DIRECTIVE
Find all lines in the listing that include the word "screenshot", then copy them.

(Dataset rows about figures)
______
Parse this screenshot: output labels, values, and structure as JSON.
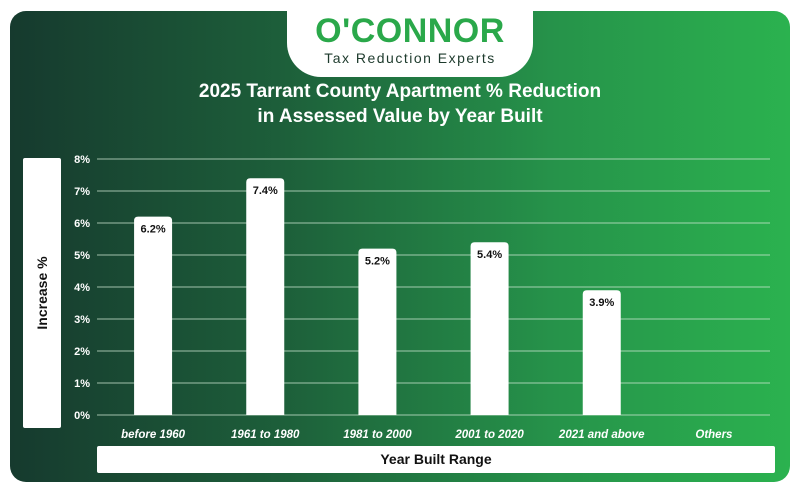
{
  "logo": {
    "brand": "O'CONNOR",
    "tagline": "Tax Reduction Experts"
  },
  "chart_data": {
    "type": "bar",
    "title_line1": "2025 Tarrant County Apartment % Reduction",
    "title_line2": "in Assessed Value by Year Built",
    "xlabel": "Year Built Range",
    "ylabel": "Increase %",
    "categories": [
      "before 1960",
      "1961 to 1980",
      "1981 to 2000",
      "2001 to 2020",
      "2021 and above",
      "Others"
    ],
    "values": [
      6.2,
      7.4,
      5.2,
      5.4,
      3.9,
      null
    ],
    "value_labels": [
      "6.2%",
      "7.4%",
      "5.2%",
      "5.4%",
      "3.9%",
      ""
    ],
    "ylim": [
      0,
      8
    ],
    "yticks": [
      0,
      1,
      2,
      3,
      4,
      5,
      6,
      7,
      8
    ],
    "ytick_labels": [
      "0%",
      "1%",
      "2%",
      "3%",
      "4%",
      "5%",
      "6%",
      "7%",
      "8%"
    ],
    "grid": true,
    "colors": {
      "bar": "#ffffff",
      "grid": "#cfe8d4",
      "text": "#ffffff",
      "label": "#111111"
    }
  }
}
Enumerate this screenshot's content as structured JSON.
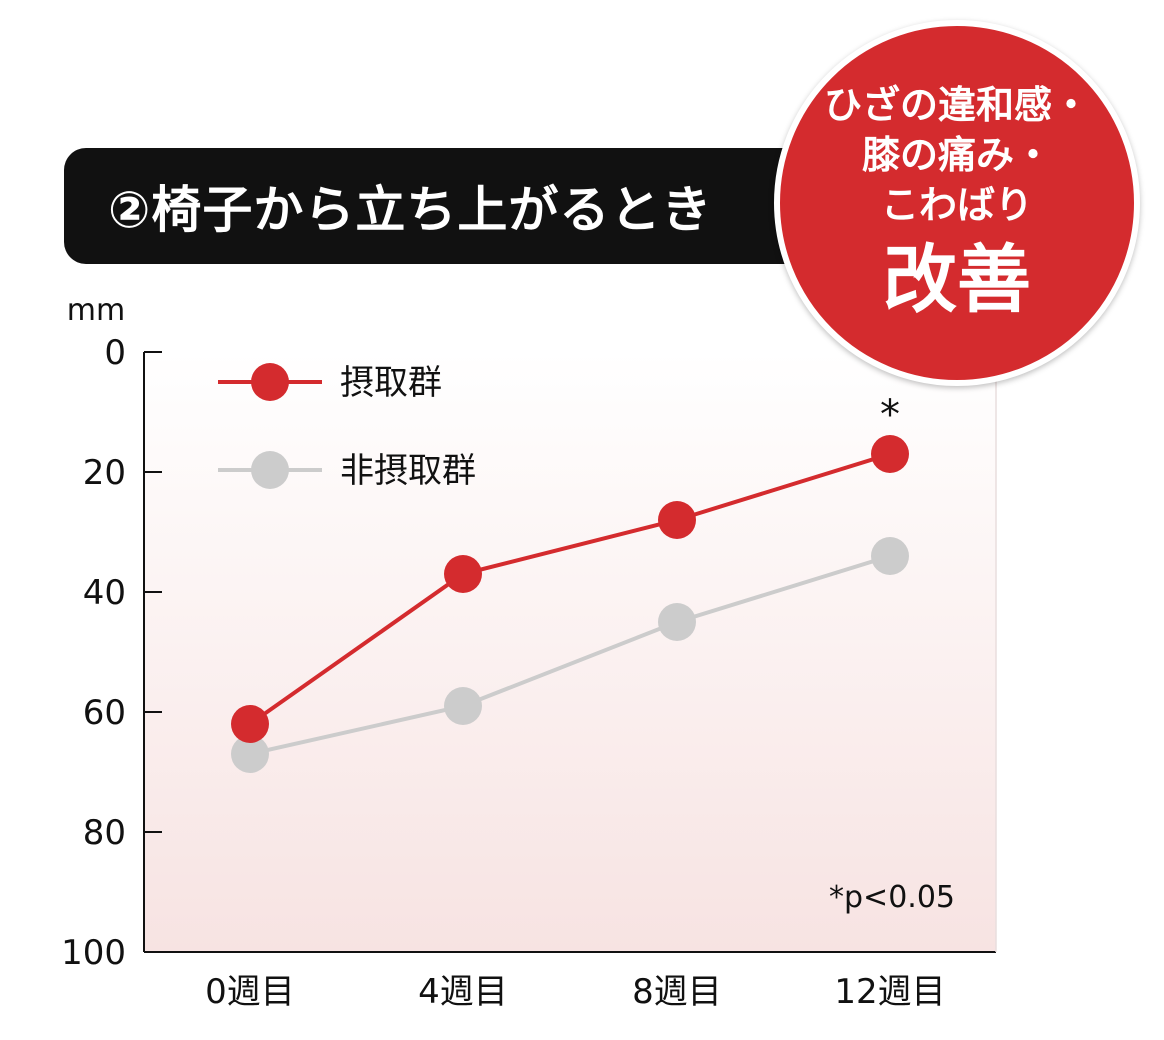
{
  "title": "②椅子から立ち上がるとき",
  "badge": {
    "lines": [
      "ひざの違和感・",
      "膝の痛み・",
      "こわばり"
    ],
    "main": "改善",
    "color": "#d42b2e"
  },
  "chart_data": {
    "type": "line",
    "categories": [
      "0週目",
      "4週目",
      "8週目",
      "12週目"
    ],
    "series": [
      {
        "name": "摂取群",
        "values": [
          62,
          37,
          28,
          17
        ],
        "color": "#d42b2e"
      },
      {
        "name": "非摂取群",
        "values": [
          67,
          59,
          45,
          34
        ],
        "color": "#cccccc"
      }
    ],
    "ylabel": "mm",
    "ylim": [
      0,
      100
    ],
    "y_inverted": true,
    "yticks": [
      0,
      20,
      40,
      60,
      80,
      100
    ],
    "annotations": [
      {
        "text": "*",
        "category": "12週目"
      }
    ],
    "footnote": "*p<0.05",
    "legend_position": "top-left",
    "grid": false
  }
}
______
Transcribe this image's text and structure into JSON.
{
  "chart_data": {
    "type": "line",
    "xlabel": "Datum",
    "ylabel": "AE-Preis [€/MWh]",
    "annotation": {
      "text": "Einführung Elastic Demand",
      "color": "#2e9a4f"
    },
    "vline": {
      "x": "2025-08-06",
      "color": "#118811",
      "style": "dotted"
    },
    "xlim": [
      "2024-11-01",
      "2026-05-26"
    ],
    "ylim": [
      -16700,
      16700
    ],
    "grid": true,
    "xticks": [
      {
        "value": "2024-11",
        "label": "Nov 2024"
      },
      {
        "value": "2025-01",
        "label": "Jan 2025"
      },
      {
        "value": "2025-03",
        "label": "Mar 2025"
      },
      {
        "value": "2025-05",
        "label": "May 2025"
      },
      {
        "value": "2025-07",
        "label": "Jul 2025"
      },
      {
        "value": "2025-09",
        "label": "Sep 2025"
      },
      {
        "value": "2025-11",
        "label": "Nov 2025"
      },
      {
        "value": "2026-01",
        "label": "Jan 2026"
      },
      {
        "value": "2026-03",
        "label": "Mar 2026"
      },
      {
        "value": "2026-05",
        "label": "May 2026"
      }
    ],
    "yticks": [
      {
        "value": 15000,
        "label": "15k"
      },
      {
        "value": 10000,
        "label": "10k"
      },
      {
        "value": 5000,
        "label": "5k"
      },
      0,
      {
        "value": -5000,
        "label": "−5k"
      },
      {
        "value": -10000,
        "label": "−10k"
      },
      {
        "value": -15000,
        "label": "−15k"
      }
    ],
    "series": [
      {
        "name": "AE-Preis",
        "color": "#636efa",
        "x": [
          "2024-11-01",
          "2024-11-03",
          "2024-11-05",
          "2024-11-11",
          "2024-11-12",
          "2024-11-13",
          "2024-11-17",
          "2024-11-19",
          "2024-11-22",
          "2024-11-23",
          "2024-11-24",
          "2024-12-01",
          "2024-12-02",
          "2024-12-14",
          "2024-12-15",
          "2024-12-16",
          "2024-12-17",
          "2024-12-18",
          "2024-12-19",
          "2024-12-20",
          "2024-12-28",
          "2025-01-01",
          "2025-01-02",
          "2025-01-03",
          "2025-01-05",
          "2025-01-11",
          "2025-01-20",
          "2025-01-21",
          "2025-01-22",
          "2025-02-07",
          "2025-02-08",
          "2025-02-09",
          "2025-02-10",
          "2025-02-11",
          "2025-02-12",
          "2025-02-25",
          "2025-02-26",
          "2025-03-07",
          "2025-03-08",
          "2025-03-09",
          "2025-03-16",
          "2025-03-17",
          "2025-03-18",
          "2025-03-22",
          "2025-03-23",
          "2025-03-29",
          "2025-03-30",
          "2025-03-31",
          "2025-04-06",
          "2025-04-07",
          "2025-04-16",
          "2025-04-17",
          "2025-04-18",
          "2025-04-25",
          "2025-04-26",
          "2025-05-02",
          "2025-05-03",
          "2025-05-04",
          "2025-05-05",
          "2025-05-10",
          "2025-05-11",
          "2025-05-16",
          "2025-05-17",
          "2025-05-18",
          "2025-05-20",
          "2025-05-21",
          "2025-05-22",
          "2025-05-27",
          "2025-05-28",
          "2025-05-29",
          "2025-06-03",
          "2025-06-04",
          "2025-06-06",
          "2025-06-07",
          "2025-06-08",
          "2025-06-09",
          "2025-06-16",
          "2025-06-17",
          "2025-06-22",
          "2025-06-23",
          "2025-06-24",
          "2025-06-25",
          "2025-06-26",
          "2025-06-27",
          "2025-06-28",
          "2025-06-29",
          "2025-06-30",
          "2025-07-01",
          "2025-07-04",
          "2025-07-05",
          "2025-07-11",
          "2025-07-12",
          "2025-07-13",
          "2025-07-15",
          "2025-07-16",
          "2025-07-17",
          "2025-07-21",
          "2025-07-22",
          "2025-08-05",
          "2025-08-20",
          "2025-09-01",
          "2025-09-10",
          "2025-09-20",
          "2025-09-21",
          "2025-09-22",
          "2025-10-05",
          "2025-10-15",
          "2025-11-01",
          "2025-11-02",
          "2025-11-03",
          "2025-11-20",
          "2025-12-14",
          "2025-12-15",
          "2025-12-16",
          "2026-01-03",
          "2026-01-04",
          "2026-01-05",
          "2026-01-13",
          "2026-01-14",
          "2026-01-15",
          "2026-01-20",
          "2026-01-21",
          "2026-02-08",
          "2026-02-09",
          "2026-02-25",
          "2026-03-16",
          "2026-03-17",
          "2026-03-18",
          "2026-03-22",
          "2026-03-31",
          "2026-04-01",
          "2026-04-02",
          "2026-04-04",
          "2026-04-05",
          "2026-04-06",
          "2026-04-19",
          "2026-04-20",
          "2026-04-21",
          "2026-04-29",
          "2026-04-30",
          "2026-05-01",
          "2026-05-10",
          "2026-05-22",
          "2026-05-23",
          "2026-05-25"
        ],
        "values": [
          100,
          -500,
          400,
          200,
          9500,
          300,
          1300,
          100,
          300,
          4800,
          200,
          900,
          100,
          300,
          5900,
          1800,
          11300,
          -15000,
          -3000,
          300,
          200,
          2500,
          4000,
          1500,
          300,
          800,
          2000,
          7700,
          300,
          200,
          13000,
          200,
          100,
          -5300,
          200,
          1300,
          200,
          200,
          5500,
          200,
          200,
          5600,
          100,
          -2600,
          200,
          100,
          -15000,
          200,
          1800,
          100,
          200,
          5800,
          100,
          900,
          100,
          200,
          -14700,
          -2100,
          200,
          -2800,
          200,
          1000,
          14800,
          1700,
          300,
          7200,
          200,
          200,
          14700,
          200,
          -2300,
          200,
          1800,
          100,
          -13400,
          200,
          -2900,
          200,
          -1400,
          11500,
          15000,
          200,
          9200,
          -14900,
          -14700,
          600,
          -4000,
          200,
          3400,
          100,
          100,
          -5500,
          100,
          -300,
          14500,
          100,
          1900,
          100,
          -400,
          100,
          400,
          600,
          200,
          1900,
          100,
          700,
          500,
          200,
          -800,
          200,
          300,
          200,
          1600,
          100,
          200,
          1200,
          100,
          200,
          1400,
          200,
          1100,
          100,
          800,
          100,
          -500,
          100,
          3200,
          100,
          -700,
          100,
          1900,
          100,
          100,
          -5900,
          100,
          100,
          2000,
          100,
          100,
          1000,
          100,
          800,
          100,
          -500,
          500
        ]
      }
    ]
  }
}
______
RESULT OF THE EXERCISE
Parse this screenshot: output labels, values, and structure as JSON.
Enumerate this screenshot's content as structured JSON.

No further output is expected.